**本文抜粋:**
8. Chehalis And Other Voices [Towner]  5:26
(Horn, C. Guitar, Cello, Bass, Percussion)
9. Minuit [Keita Fodeba, Adaption By Winter] 3:06
(Guitar, Percussion, Sitar, Vocal, Voice)

George Martin: Producer

注)上の写真: オリジナルのレコード盤、
  中の写真:  CD再発盤の表紙、
           見開きレコード・ジャケット内部(使用楽器の写真)
  下の写真:  レコード中袋


ニューエイジ音楽の先駆け、古典として位置付けられる作品で、ポール・ウィンターの自然志向のイメージを決定付けた作品でもある。海辺の地で、グループ合宿しながら時間をかけて音作りを行い、ビートルズの仕事で名声を得たジョージ・マーチンをプロデューサーに迎え録音。ジョージ・マーチンは当時、「私が製作した最高の作品」と表明したという。世界各地の様々な音楽を取り入れている点で、ワールド・ミュージックの原点とも言える。50年も経った今聴くと、アンサンブルなどをキッチリ作り込んだ分、後に展開されるオレゴンの自由な音楽に比較すると窮屈な感じがするが、発売当時は野心的な作品であり、新鮮な音楽に聞こえたはずで、現代の視点から本作に対して文句を言うのはアンフェアーだろう。この作品ではグレン・ムーアの名はなく、ジャズ界でサイドマンして活躍し、トニー・ウィリアムス、ギル・エバンス、デビッド・サンボーン、マイケル・フランクスなどのセッションに参加していたハーブ・ブッシュラーがエレクトリック・ベースを担当している。

**課題一覧:**
A - アルバム解説で、ハーブ・ブッシュラーが参加したセッションの相手として挙げられている人物をすべて挙げてください。
B - アルバム解説から、「8. Chehalis And」で始まり「ック・ベースを担当している。」で終わる部分を、一字も変えずに書き出すこと。

**元データ:**
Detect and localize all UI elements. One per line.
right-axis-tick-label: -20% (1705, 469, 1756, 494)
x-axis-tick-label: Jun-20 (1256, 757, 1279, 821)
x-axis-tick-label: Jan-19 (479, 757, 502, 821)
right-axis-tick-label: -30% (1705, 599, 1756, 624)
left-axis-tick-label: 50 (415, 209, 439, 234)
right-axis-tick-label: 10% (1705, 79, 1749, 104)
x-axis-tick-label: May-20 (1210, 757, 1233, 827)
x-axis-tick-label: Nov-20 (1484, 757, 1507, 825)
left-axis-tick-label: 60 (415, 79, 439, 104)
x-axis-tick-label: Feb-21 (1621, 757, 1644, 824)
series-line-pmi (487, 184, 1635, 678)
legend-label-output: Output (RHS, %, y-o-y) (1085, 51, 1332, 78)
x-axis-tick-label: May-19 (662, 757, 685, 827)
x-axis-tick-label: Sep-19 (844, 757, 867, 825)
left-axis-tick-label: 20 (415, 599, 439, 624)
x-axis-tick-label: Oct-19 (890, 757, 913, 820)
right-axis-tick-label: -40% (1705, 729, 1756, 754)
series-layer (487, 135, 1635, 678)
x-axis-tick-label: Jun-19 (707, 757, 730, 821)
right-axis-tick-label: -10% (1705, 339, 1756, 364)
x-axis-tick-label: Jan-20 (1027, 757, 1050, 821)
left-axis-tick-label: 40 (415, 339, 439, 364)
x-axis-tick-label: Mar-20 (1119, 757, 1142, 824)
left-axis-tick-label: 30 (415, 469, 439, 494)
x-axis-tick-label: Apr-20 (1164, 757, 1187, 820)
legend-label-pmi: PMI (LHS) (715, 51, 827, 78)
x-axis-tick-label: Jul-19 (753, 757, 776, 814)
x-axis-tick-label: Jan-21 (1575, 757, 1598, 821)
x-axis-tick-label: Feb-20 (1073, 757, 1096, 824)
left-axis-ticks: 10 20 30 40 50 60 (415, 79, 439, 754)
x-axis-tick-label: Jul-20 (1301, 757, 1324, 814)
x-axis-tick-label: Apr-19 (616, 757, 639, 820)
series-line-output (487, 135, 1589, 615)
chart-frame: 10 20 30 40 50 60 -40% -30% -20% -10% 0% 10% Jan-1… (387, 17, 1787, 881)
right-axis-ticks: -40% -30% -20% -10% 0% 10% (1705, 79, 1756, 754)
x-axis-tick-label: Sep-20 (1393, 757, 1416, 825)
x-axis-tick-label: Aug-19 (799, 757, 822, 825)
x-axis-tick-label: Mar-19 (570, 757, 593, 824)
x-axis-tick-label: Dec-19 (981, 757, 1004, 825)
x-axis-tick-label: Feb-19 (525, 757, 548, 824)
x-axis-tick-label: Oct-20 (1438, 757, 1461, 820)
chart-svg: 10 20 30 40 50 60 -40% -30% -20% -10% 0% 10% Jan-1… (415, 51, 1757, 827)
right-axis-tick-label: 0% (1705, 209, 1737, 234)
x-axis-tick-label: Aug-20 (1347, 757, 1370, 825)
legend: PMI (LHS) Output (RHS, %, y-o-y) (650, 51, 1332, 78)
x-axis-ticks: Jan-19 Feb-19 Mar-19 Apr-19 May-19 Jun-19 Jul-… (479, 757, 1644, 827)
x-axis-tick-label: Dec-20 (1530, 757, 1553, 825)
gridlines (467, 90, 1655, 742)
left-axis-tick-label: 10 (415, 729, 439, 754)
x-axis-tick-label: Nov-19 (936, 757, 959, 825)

**課題の解答:**
A - トニー・ウィリアムス、ギル・エバンス、デビッド・サンボーン、マイケル・フランクス

B -
8. Chehalis And Other Voices [Towner]  5:26
(Horn, C. Guitar, Cello, Bass, Percussion)
9. Minuit [Keita Fodeba, Adaption By Winter] 3:06
(Guitar, Percussion, Sitar, Vocal, Voice)

George Martin: Producer

注)上の写真: オリジナルのレコード盤、
  中の写真:  CD再発盤の表紙、
           見開きレコード・ジャケット内部(使用楽器の写真)
  下の写真:  レコード中袋


ニューエイジ音楽の先駆け、古典として位置付けられる作品で、ポール・ウィンターの自然志向のイメージを決定付けた作品でもある。海辺の地で、グループ合宿しながら時間をかけて音作りを行い、ビートルズの仕事で名声を得たジョージ・マーチンをプロデューサーに迎え録音。ジョージ・マーチンは当時、「私が製作した最高の作品」と表明したという。世界各地の様々な音楽を取り入れている点で、ワールド・ミュージックの原点とも言える。50年も経った今聴くと、アンサンブルなどをキッチリ作り込んだ分、後に展開されるオレゴンの自由な音楽に比較すると窮屈な感じがするが、発売当時は野心的な作品であり、新鮮な音楽に聞こえたはずで、現代の視点から本作に対して文句を言うのはアンフェアーだろう。この作品ではグレン・ムーアの名はなく、ジャズ界でサイドマンして活躍し、トニー・ウィリアムス、ギル・エバンス、デビッド・サンボーン、マイケル・フランクスなどのセッションに参加していたハーブ・ブッシュラーがエレクトリック・ベースを担当している。